EXERCISE AIM:
Reproduce all of the material exactly as shown.

====== RECORD SET

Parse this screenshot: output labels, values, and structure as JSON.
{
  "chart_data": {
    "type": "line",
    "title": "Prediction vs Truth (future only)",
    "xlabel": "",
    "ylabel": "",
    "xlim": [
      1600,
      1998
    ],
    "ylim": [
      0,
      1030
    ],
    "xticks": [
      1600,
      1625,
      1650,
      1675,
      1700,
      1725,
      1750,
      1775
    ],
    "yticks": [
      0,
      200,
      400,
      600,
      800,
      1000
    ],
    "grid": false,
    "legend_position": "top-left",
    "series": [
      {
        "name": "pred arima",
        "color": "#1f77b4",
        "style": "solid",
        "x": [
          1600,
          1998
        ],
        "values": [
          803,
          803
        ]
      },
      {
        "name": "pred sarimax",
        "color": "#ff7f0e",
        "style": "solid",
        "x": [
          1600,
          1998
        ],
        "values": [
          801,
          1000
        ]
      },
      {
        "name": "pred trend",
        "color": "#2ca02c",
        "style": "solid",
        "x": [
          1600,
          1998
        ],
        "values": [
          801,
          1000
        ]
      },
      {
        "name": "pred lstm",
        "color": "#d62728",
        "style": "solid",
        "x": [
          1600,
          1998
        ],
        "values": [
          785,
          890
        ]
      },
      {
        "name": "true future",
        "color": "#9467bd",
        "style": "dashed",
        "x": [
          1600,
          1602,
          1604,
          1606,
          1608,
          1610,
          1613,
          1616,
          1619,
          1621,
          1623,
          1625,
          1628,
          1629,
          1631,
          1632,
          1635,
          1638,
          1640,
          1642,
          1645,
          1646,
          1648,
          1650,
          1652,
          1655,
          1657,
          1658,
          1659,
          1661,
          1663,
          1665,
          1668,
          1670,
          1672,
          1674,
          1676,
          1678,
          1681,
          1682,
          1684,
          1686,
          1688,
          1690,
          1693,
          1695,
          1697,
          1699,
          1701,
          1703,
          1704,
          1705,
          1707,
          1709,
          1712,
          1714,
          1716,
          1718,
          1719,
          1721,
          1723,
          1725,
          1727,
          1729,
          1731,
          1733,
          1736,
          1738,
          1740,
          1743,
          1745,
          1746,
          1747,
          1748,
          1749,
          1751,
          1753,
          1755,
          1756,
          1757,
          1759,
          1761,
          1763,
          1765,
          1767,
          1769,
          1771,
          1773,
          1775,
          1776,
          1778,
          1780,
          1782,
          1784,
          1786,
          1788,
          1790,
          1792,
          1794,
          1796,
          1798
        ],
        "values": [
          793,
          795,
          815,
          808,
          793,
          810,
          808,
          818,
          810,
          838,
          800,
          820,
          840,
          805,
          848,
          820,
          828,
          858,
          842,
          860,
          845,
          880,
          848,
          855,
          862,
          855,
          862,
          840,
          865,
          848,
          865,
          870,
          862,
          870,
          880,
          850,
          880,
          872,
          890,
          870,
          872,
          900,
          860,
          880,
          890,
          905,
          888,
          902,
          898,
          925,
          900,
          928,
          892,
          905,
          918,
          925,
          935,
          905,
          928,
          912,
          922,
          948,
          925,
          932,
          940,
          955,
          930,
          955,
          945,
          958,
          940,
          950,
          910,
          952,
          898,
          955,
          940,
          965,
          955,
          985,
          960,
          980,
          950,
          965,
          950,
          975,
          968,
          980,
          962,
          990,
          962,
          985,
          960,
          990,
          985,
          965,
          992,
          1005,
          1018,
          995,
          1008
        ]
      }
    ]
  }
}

============

ANSWER FOR THIS EXERCISE:
Parse this screenshot: output labels, values, and structure as JSON.
{
  "chart_data": {
    "type": "line",
    "title": "Prediction vs Truth (future only)",
    "xlabel": "",
    "ylabel": "",
    "xlim": [
      1600,
      1998
    ],
    "ylim": [
      0,
      1030
    ],
    "xticks": [
      1600,
      1625,
      1650,
      1675,
      1700,
      1725,
      1750,
      1775
    ],
    "yticks": [
      0,
      200,
      400,
      600,
      800,
      1000
    ],
    "grid": false,
    "legend_position": "top-left",
    "series": [
      {
        "name": "pred arima",
        "color": "#1f77b4",
        "style": "solid",
        "x": [
          1600,
          1998
        ],
        "values": [
          803,
          803
        ]
      },
      {
        "name": "pred sarimax",
        "color": "#ff7f0e",
        "style": "solid",
        "x": [
          1600,
          1998
        ],
        "values": [
          801,
          1000
        ]
      },
      {
        "name": "pred trend",
        "color": "#2ca02c",
        "style": "solid",
        "x": [
          1600,
          1998
        ],
        "values": [
          801,
          1000
        ]
      },
      {
        "name": "pred lstm",
        "color": "#d62728",
        "style": "solid",
        "x": [
          1600,
          1998
        ],
        "values": [
          785,
          890
        ]
      },
      {
        "name": "true future",
        "color": "#9467bd",
        "style": "dashed",
        "x": [
          1600,
          1602,
          1604,
          1606,
          1608,
          1610,
          1613,
          1616,
          1619,
          1621,
          1623,
          1625,
          1628,
          1629,
          1631,
          1632,
          1635,
          1638,
          1640,
          1642,
          1645,
          1646,
          1648,
          1650,
          1652,
          1655,
          1657,
          1658,
          1659,
          1661,
          1663,
          1665,
          1668,
          1670,
          1672,
          1674,
          1676,
          1678,
          1681,
          1682,
          1684,
          1686,
          1688,
          1690,
          1693,
          1695,
          1697,
          1699,
          1701,
          1703,
          1704,
          1705,
          1707,
          1709,
          1712,
          1714,
          1716,
          1718,
          1719,
          1721,
          1723,
          1725,
          1727,
          1729,
          1731,
          1733,
          1736,
          1738,
          1740,
          1743,
          1745,
          1746,
          1747,
          1748,
          1749,
          1751,
          1753,
          1755,
          1756,
          1757,
          1759,
          1761,
          1763,
          1765,
          1767,
          1769,
          1771,
          1773,
          1775,
          1776,
          1778,
          1780,
          1782,
          1784,
          1786,
          1788,
          1790,
          1792,
          1794,
          1796,
          1798
        ],
        "values": [
          793,
          795,
          815,
          808,
          793,
          810,
          808,
          818,
          810,
          838,
          800,
          820,
          840,
          805,
          848,
          820,
          828,
          858,
          842,
          860,
          845,
          880,
          848,
          855,
          862,
          855,
          862,
          840,
          865,
          848,
          865,
          870,
          862,
          870,
          880,
          850,
          880,
          872,
          890,
          870,
          872,
          900,
          860,
          880,
          890,
          905,
          888,
          902,
          898,
          925,
          900,
          928,
          892,
          905,
          918,
          925,
          935,
          905,
          928,
          912,
          922,
          948,
          925,
          932,
          940,
          955,
          930,
          955,
          945,
          958,
          940,
          950,
          910,
          952,
          898,
          955,
          940,
          965,
          955,
          985,
          960,
          980,
          950,
          965,
          950,
          975,
          968,
          980,
          962,
          990,
          962,
          985,
          960,
          990,
          985,
          965,
          992,
          1005,
          1018,
          995,
          1008
        ]
      }
    ]
  }
}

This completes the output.